[BEGIN GIVEN INFORMATION]

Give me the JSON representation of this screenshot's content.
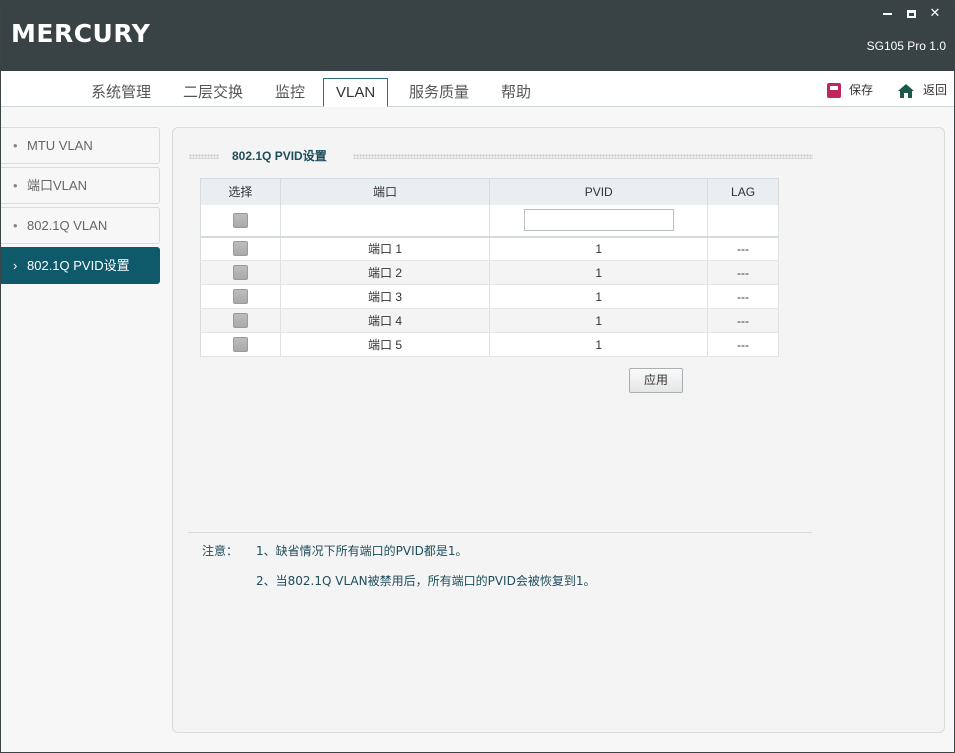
{
  "titlebar": {
    "logo": "MERCURY",
    "model": "SG105 Pro 1.0"
  },
  "tabs": [
    {
      "label": "系统管理",
      "active": false
    },
    {
      "label": "二层交换",
      "active": false
    },
    {
      "label": "监控",
      "active": false
    },
    {
      "label": "VLAN",
      "active": true
    },
    {
      "label": "服务质量",
      "active": false
    },
    {
      "label": "帮助",
      "active": false
    }
  ],
  "actions": {
    "save_label": "保存",
    "back_label": "返回"
  },
  "sidebar": {
    "items": [
      {
        "label": "MTU VLAN",
        "bullet": "•",
        "active": false
      },
      {
        "label": "端口VLAN",
        "bullet": "•",
        "active": false
      },
      {
        "label": "802.1Q VLAN",
        "bullet": "•",
        "active": false
      },
      {
        "label": "802.1Q PVID设置",
        "bullet": "›",
        "active": true
      }
    ]
  },
  "section": {
    "title": "802.1Q PVID设置"
  },
  "table": {
    "headers": [
      "选择",
      "端口",
      "PVID",
      "LAG"
    ],
    "filter": {
      "pvid_value": ""
    },
    "rows": [
      {
        "port": "端口 1",
        "pvid": "1",
        "lag": "---"
      },
      {
        "port": "端口 2",
        "pvid": "1",
        "lag": "---"
      },
      {
        "port": "端口 3",
        "pvid": "1",
        "lag": "---"
      },
      {
        "port": "端口 4",
        "pvid": "1",
        "lag": "---"
      },
      {
        "port": "端口 5",
        "pvid": "1",
        "lag": "---"
      }
    ]
  },
  "apply_label": "应用",
  "notes": {
    "label": "注意：",
    "lines": [
      "1、缺省情况下所有端口的PVID都是1。",
      "2、当802.1Q VLAN被禁用后，所有端口的PVID会被恢复到1。"
    ]
  },
  "colors": {
    "titlebar": "#394245",
    "accent": "#0e5a6b",
    "save_icon": "#c0255e",
    "home_icon": "#1e5a4a"
  }
}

[END GIVEN INFORMATION]

- **DESCRIPTION OF THE TASK**
Copy out all the entries exactly. Images stay out of the copy.

- **OUTPUT OF THE EXERCISE**
Give me the JSON representation of this screenshot's content.
{
  "titlebar": {
    "logo": "MERCURY",
    "model": "SG105 Pro 1.0"
  },
  "tabs": [
    {
      "label": "系统管理",
      "active": false
    },
    {
      "label": "二层交换",
      "active": false
    },
    {
      "label": "监控",
      "active": false
    },
    {
      "label": "VLAN",
      "active": true
    },
    {
      "label": "服务质量",
      "active": false
    },
    {
      "label": "帮助",
      "active": false
    }
  ],
  "actions": {
    "save_label": "保存",
    "back_label": "返回"
  },
  "sidebar": {
    "items": [
      {
        "label": "MTU VLAN",
        "bullet": "•",
        "active": false
      },
      {
        "label": "端口VLAN",
        "bullet": "•",
        "active": false
      },
      {
        "label": "802.1Q VLAN",
        "bullet": "•",
        "active": false
      },
      {
        "label": "802.1Q PVID设置",
        "bullet": "›",
        "active": true
      }
    ]
  },
  "section": {
    "title": "802.1Q PVID设置"
  },
  "table": {
    "headers": [
      "选择",
      "端口",
      "PVID",
      "LAG"
    ],
    "filter": {
      "pvid_value": ""
    },
    "rows": [
      {
        "port": "端口 1",
        "pvid": "1",
        "lag": "---"
      },
      {
        "port": "端口 2",
        "pvid": "1",
        "lag": "---"
      },
      {
        "port": "端口 3",
        "pvid": "1",
        "lag": "---"
      },
      {
        "port": "端口 4",
        "pvid": "1",
        "lag": "---"
      },
      {
        "port": "端口 5",
        "pvid": "1",
        "lag": "---"
      }
    ]
  },
  "apply_label": "应用",
  "notes": {
    "label": "注意：",
    "lines": [
      "1、缺省情况下所有端口的PVID都是1。",
      "2、当802.1Q VLAN被禁用后，所有端口的PVID会被恢复到1。"
    ]
  },
  "colors": {
    "titlebar": "#394245",
    "accent": "#0e5a6b",
    "save_icon": "#c0255e",
    "home_icon": "#1e5a4a"
  }
}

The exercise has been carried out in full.